— Start —
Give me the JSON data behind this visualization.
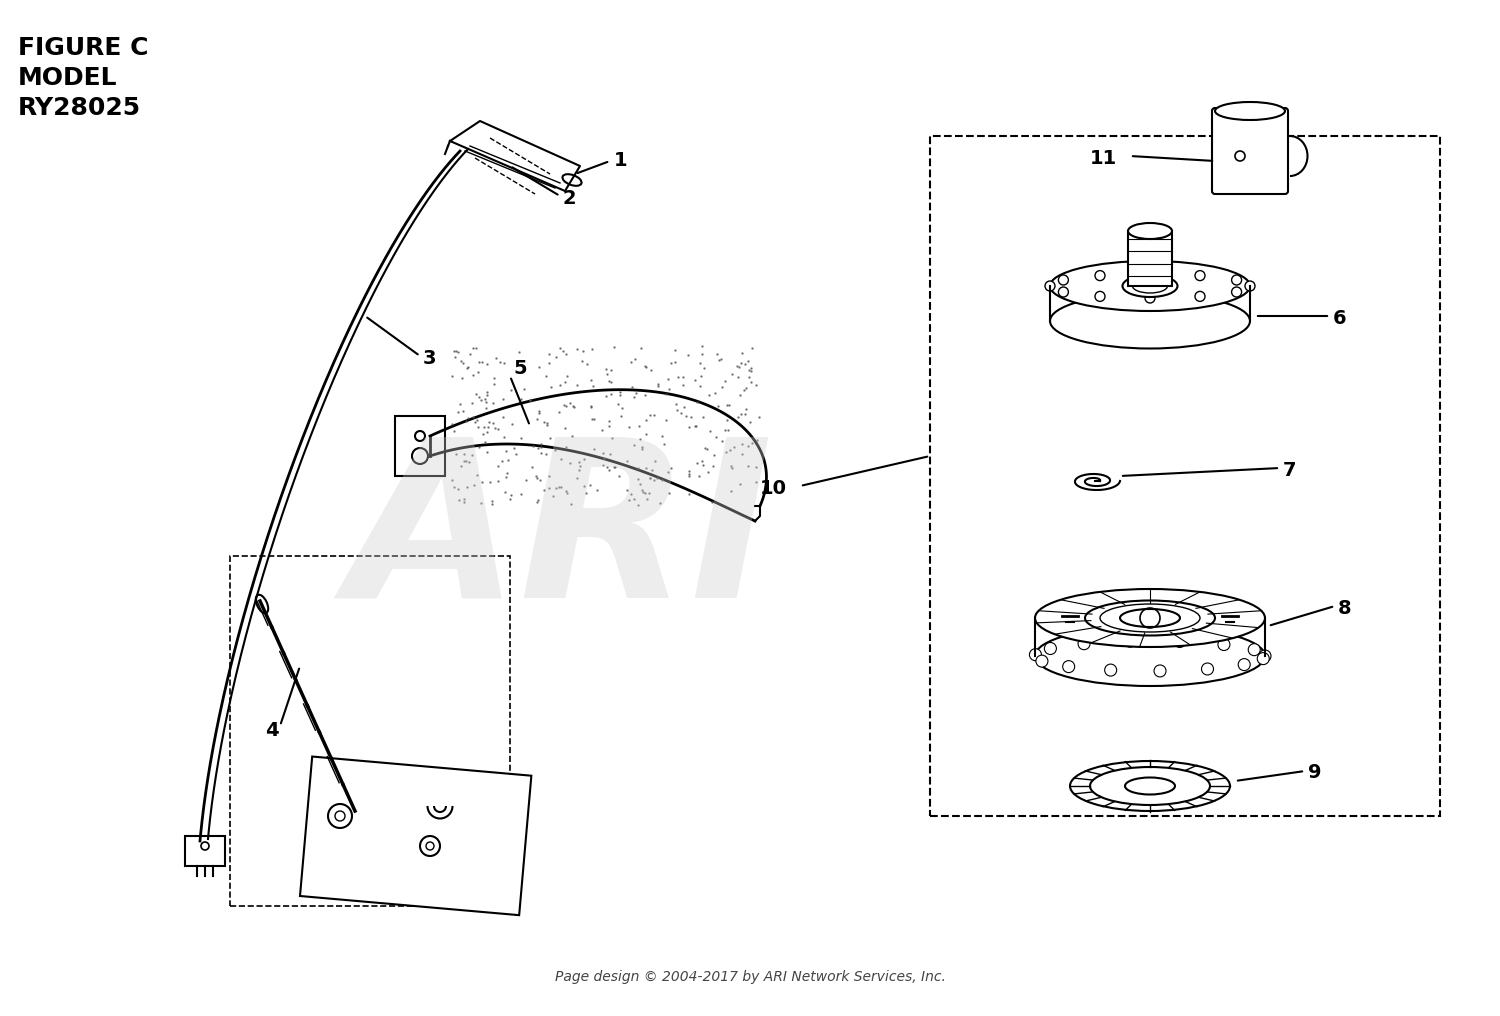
{
  "title_line1": "FIGURE C",
  "title_line2": "MODEL",
  "title_line3": "RY28025",
  "watermark": "ARI",
  "footer": "Page design © 2004-2017 by ARI Network Services, Inc.",
  "bg_color": "#ffffff",
  "line_color": "#000000",
  "watermark_color": "#cccccc",
  "part_labels": [
    "1",
    "2",
    "3",
    "4",
    "5",
    "6",
    "7",
    "8",
    "9",
    "10",
    "11"
  ],
  "title_fontsize": 18,
  "label_fontsize": 14
}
— End —
* DIRECTIONS *
Reproduce the full listing above verbatim, with no pictures included.

* TASK RESPONSE *
Give me the JSON data behind this visualization.
{
  "title_line1": "FIGURE C",
  "title_line2": "MODEL",
  "title_line3": "RY28025",
  "watermark": "ARI",
  "footer": "Page design © 2004-2017 by ARI Network Services, Inc.",
  "bg_color": "#ffffff",
  "line_color": "#000000",
  "watermark_color": "#cccccc",
  "part_labels": [
    "1",
    "2",
    "3",
    "4",
    "5",
    "6",
    "7",
    "8",
    "9",
    "10",
    "11"
  ],
  "title_fontsize": 18,
  "label_fontsize": 14
}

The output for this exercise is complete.